_Aim of the exercise:_
Tell how many lines carry the word "Scores"; the reply is the number and nothing else.

Stored entries
Start
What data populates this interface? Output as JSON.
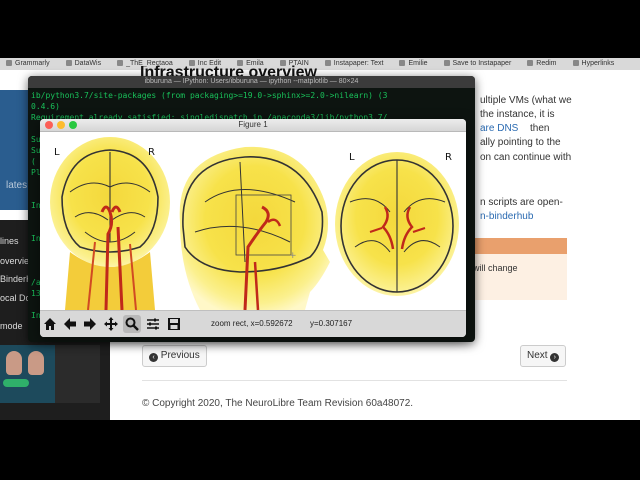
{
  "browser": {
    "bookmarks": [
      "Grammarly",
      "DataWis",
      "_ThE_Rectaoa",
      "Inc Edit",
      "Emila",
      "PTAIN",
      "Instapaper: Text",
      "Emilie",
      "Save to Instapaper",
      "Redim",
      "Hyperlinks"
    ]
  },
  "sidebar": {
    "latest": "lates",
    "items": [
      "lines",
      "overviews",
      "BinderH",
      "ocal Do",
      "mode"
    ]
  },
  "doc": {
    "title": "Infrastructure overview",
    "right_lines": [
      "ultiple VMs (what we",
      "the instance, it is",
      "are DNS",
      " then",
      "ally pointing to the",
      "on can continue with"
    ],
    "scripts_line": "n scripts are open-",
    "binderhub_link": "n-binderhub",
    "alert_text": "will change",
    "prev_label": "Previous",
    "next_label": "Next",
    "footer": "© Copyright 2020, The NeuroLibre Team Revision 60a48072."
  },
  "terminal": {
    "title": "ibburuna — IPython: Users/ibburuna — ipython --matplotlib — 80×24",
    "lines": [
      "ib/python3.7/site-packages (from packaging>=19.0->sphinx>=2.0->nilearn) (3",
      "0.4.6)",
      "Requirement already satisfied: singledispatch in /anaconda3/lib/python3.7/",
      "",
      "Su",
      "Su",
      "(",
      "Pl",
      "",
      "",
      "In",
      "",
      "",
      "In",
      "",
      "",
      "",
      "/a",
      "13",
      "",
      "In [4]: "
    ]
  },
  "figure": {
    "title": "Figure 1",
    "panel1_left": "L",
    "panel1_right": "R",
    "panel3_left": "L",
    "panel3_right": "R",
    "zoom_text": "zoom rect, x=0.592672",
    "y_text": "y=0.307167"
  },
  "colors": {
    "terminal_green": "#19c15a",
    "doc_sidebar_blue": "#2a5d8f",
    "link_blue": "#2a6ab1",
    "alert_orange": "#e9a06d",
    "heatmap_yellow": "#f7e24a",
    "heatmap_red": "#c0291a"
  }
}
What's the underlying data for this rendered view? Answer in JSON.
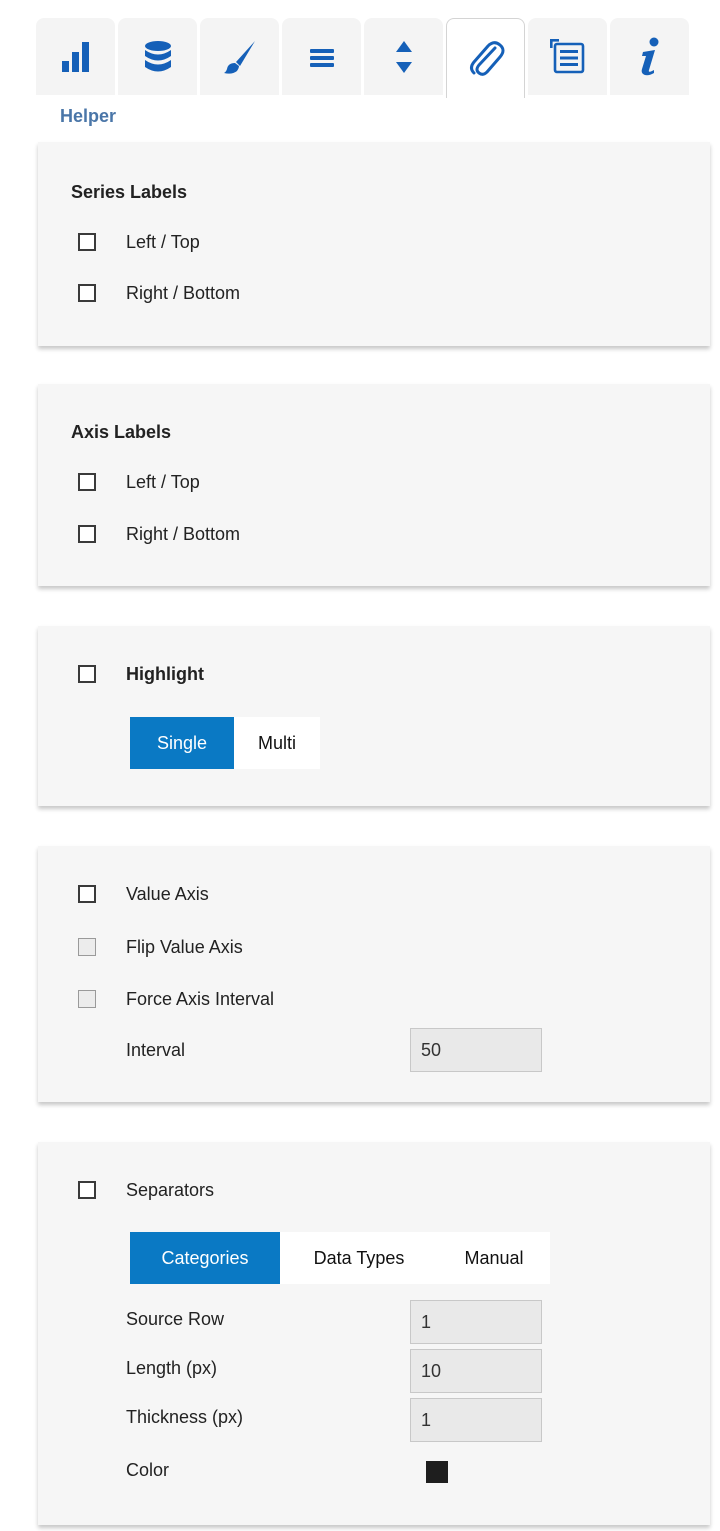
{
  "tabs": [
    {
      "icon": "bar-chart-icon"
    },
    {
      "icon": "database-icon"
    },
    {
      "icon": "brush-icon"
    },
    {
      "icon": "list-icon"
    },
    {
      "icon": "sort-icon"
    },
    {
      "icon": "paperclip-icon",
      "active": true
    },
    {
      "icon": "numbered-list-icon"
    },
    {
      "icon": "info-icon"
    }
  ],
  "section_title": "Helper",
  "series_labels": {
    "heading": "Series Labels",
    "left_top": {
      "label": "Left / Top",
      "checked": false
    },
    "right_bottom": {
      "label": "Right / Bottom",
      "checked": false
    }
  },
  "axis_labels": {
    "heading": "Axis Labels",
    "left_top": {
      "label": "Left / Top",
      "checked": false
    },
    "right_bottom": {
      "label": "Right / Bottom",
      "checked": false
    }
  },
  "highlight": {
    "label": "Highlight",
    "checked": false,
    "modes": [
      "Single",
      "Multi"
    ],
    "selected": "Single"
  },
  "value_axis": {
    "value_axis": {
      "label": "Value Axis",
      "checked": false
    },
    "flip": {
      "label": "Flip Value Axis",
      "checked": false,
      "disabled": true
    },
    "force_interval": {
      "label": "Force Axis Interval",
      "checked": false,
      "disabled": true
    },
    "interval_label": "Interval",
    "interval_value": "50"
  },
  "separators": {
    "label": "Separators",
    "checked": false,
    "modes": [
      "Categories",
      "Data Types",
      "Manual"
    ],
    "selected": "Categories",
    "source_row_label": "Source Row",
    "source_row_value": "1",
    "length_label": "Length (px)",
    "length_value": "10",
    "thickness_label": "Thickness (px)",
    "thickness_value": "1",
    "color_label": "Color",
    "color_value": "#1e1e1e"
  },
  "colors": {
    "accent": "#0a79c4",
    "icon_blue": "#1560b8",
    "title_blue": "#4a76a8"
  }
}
End
Start
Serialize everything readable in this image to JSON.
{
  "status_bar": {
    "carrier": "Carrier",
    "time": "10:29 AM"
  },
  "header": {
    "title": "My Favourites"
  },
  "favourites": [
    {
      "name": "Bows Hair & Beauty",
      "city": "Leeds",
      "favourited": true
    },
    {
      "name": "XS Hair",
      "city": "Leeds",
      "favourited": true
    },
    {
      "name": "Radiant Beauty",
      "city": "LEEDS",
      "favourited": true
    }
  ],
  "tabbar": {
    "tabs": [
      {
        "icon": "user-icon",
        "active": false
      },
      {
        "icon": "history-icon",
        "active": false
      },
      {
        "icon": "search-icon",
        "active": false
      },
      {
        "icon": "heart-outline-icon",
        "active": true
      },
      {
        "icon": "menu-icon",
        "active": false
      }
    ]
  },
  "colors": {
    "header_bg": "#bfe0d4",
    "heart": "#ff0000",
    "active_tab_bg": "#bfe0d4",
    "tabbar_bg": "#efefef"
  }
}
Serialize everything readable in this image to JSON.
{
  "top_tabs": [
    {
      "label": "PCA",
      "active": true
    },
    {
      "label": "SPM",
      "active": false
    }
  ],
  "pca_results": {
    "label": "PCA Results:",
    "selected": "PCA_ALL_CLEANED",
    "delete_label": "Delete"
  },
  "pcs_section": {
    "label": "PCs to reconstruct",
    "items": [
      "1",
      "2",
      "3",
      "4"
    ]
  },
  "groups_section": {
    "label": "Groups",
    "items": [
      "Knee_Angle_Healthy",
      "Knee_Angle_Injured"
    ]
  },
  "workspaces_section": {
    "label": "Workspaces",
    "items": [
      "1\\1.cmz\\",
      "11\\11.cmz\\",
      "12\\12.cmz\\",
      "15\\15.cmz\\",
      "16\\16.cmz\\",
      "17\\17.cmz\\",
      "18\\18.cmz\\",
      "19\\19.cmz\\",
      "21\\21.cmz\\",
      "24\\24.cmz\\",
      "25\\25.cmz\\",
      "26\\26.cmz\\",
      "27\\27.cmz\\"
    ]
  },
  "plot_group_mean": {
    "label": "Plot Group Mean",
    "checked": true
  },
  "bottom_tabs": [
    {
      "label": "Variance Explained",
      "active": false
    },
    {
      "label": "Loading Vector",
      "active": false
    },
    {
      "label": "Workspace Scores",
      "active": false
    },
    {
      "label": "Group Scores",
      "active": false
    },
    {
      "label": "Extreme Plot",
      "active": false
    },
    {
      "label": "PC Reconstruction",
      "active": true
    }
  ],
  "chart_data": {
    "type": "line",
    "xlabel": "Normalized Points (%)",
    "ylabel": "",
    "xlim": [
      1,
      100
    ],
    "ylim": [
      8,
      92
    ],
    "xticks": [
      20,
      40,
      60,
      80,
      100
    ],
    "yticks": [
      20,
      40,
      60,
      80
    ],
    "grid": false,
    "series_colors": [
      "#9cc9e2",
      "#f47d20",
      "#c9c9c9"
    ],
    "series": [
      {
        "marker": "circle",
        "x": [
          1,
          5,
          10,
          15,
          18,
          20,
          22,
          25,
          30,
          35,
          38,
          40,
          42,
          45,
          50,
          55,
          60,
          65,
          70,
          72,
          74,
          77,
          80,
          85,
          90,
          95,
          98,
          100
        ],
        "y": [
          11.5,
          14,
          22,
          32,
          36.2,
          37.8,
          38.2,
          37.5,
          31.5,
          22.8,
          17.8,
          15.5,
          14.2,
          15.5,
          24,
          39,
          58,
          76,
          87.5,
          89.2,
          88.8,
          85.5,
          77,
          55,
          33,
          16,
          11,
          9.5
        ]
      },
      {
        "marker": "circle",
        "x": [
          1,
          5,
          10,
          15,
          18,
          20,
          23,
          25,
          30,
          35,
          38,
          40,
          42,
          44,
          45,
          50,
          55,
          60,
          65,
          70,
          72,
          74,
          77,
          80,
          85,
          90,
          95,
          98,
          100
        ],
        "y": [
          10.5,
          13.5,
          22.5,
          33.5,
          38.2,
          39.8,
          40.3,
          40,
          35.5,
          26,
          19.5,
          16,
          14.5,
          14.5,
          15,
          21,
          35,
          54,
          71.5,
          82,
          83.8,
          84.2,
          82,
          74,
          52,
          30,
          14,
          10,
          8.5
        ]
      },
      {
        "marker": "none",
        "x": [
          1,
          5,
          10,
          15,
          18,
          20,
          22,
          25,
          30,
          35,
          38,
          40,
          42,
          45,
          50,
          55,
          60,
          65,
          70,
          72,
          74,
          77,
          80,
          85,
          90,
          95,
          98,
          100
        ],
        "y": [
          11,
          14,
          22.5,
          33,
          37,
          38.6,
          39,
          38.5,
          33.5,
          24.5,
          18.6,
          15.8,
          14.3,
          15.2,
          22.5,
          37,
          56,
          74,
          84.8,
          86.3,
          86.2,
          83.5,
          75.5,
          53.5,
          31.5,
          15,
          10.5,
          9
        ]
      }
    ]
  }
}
End
Start
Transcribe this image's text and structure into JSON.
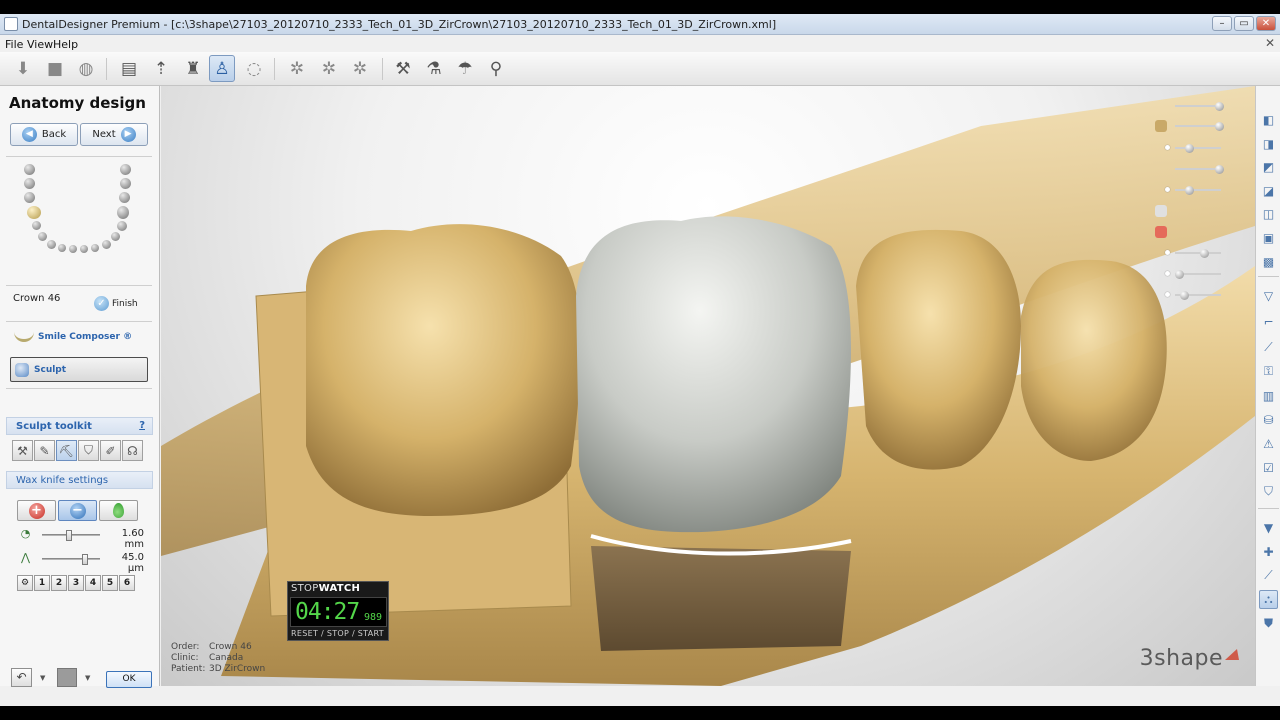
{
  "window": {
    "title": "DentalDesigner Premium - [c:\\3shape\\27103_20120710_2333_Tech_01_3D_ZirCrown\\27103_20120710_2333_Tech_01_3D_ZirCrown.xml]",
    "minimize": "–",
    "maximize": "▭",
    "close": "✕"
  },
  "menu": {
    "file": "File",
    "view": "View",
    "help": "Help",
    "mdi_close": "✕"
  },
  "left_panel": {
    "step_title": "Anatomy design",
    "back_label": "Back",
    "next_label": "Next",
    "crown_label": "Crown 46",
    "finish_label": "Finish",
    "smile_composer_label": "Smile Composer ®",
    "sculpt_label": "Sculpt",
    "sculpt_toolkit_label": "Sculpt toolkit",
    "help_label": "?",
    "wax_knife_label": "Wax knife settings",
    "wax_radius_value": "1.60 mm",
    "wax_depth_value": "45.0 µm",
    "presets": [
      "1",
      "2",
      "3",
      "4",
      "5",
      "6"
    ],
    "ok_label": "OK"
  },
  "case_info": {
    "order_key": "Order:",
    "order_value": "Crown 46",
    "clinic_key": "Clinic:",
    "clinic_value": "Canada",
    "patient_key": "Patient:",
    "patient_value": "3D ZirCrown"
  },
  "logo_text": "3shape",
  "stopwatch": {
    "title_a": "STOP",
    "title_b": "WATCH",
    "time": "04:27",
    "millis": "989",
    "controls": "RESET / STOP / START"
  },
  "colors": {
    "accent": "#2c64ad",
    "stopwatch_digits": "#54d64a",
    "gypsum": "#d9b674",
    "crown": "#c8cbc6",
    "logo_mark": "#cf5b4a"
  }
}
End
_Solution to this exercise:_
2